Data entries
_ _ _ _ _ _ _

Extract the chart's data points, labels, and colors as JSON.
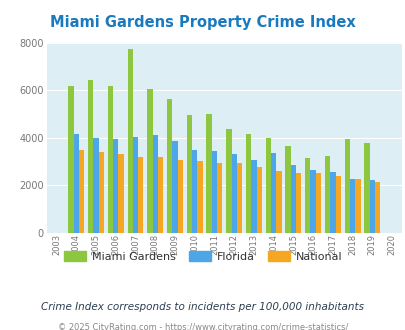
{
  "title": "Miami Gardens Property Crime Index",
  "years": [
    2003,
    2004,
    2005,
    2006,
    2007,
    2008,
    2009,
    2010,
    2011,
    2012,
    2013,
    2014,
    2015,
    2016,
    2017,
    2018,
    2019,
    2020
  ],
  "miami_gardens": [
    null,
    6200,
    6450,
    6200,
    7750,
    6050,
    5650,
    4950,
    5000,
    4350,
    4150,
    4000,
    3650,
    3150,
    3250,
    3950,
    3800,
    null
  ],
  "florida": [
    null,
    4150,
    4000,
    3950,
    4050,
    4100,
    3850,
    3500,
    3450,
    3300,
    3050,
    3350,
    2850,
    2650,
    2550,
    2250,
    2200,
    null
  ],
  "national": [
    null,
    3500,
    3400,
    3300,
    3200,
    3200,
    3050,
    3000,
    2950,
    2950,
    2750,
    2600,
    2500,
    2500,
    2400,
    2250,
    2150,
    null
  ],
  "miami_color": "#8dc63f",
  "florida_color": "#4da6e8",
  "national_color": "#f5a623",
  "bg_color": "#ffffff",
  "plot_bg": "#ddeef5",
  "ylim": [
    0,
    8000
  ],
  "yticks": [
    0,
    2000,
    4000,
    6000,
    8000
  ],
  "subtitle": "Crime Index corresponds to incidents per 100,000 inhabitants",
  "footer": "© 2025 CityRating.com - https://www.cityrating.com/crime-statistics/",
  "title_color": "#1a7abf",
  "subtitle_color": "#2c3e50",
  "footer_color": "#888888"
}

_ _ _ _ _ _ _

▶ Given request:
Take the records above and transcribe them exactly, dropping every picture.

▶ Full response:
Extract the chart's data points, labels, and colors as JSON.
{
  "title": "Miami Gardens Property Crime Index",
  "years": [
    2003,
    2004,
    2005,
    2006,
    2007,
    2008,
    2009,
    2010,
    2011,
    2012,
    2013,
    2014,
    2015,
    2016,
    2017,
    2018,
    2019,
    2020
  ],
  "miami_gardens": [
    null,
    6200,
    6450,
    6200,
    7750,
    6050,
    5650,
    4950,
    5000,
    4350,
    4150,
    4000,
    3650,
    3150,
    3250,
    3950,
    3800,
    null
  ],
  "florida": [
    null,
    4150,
    4000,
    3950,
    4050,
    4100,
    3850,
    3500,
    3450,
    3300,
    3050,
    3350,
    2850,
    2650,
    2550,
    2250,
    2200,
    null
  ],
  "national": [
    null,
    3500,
    3400,
    3300,
    3200,
    3200,
    3050,
    3000,
    2950,
    2950,
    2750,
    2600,
    2500,
    2500,
    2400,
    2250,
    2150,
    null
  ],
  "miami_color": "#8dc63f",
  "florida_color": "#4da6e8",
  "national_color": "#f5a623",
  "bg_color": "#ffffff",
  "plot_bg": "#ddeef5",
  "ylim": [
    0,
    8000
  ],
  "yticks": [
    0,
    2000,
    4000,
    6000,
    8000
  ],
  "subtitle": "Crime Index corresponds to incidents per 100,000 inhabitants",
  "footer": "© 2025 CityRating.com - https://www.cityrating.com/crime-statistics/",
  "title_color": "#1a7abf",
  "subtitle_color": "#2c3e50",
  "footer_color": "#888888"
}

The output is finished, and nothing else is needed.